WHAT IS EXPECTED. Collect each line of the records containing the string "marker".

MATERIAL SHOWN.
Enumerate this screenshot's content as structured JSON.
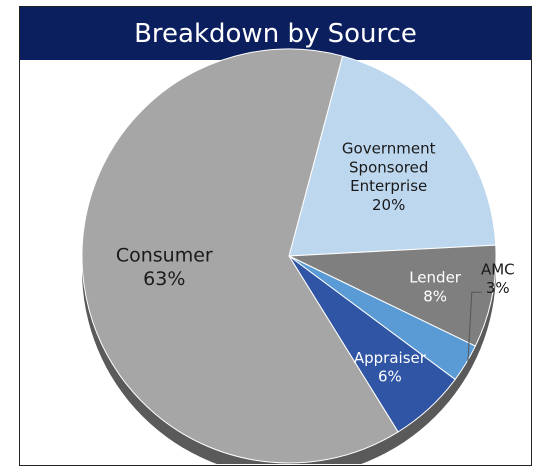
{
  "chart_data": {
    "type": "pie",
    "title": "Breakdown by Source",
    "start_angle_deg": -75,
    "slices": [
      {
        "label": [
          "Government",
          "Sponsored",
          "Enterprise"
        ],
        "value_label": "20%",
        "value": 20,
        "color": "#bdd7ee",
        "text_color": "#1a1a1a"
      },
      {
        "label": [
          "Lender"
        ],
        "value_label": "8%",
        "value": 8,
        "color": "#7f7f7f",
        "text_color": "#ffffff"
      },
      {
        "label": [
          "AMC"
        ],
        "value_label": "3%",
        "value": 3,
        "color": "#5b9bd5",
        "text_color": "#1a1a1a",
        "outside": true
      },
      {
        "label": [
          "Appraiser"
        ],
        "value_label": "6%",
        "value": 6,
        "color": "#2f55a4",
        "text_color": "#ffffff"
      },
      {
        "label": [
          "Consumer"
        ],
        "value_label": "63%",
        "value": 63,
        "color": "#a6a6a6",
        "text_color": "#1a1a1a"
      }
    ]
  }
}
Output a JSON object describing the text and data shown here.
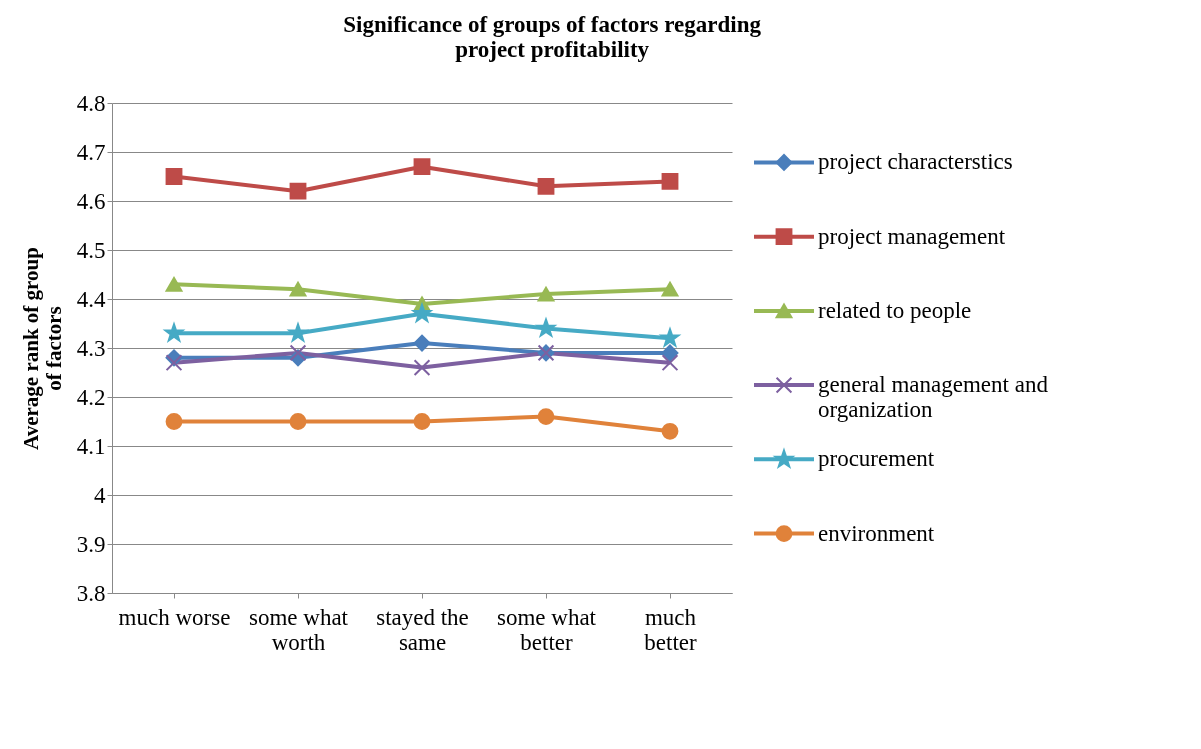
{
  "chart_data": {
    "type": "line",
    "title": "Significance of groups of factors regarding project profitability",
    "ylabel": "Average rank of group of factors",
    "categories": [
      "much worse",
      "some what worth",
      "stayed the same",
      "some what better",
      "much better"
    ],
    "series": [
      {
        "name": "project characterstics",
        "color": "#4a7ebb",
        "marker": "diamond",
        "values": [
          4.28,
          4.28,
          4.31,
          4.29,
          4.29
        ]
      },
      {
        "name": "project management",
        "color": "#be4b48",
        "marker": "square",
        "values": [
          4.65,
          4.62,
          4.67,
          4.63,
          4.64
        ]
      },
      {
        "name": "related to people",
        "color": "#98b954",
        "marker": "triangle",
        "values": [
          4.43,
          4.42,
          4.39,
          4.41,
          4.42
        ]
      },
      {
        "name": "general management and organization",
        "color": "#7d60a0",
        "marker": "cross",
        "values": [
          4.27,
          4.29,
          4.26,
          4.29,
          4.27
        ]
      },
      {
        "name": "procurement",
        "color": "#46aac5",
        "marker": "star",
        "values": [
          4.33,
          4.33,
          4.37,
          4.34,
          4.32
        ]
      },
      {
        "name": "environment",
        "color": "#e0823a",
        "marker": "circle",
        "values": [
          4.15,
          4.15,
          4.15,
          4.16,
          4.13
        ]
      }
    ],
    "ylim": [
      3.8,
      4.8
    ],
    "yticks": [
      3.8,
      3.9,
      4,
      4.1,
      4.2,
      4.3,
      4.4,
      4.5,
      4.6,
      4.7,
      4.8
    ],
    "grid": "y",
    "legend": "right",
    "line_style": "solid"
  }
}
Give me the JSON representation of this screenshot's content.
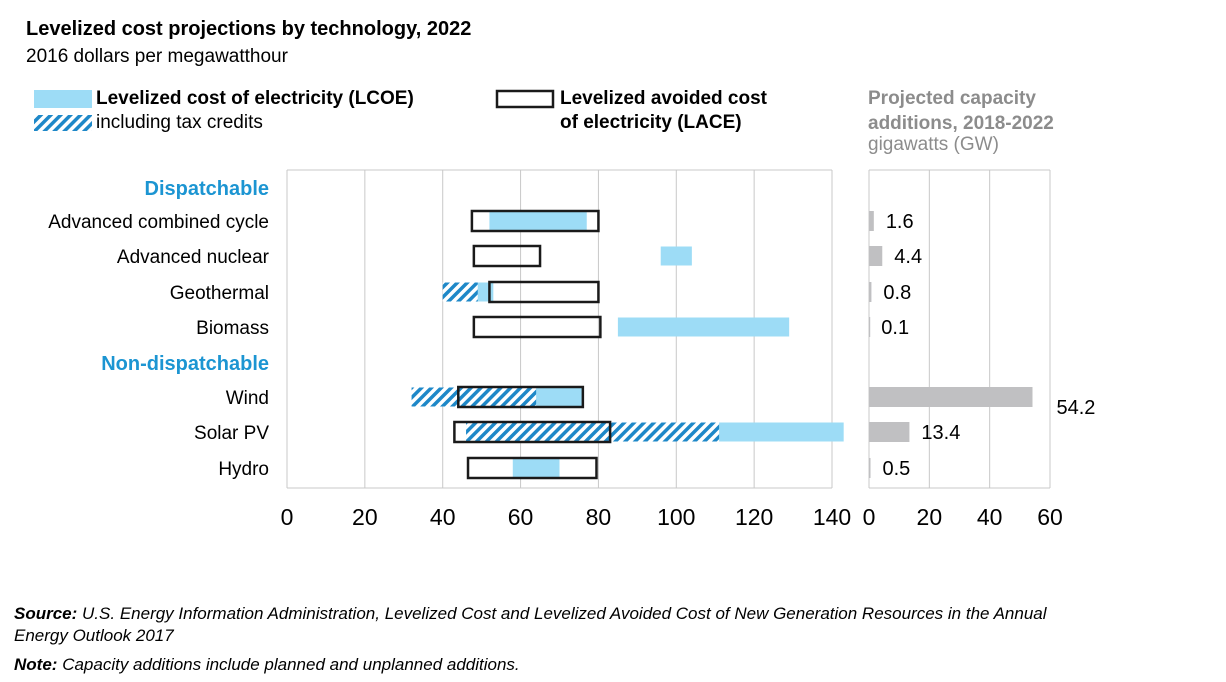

SOLUTION.
        "marker": "diamond",
        "marker": "square",
        "marker": "triangle",
        "marker": "cross",
        "marker": "star",
        "marker": "circle",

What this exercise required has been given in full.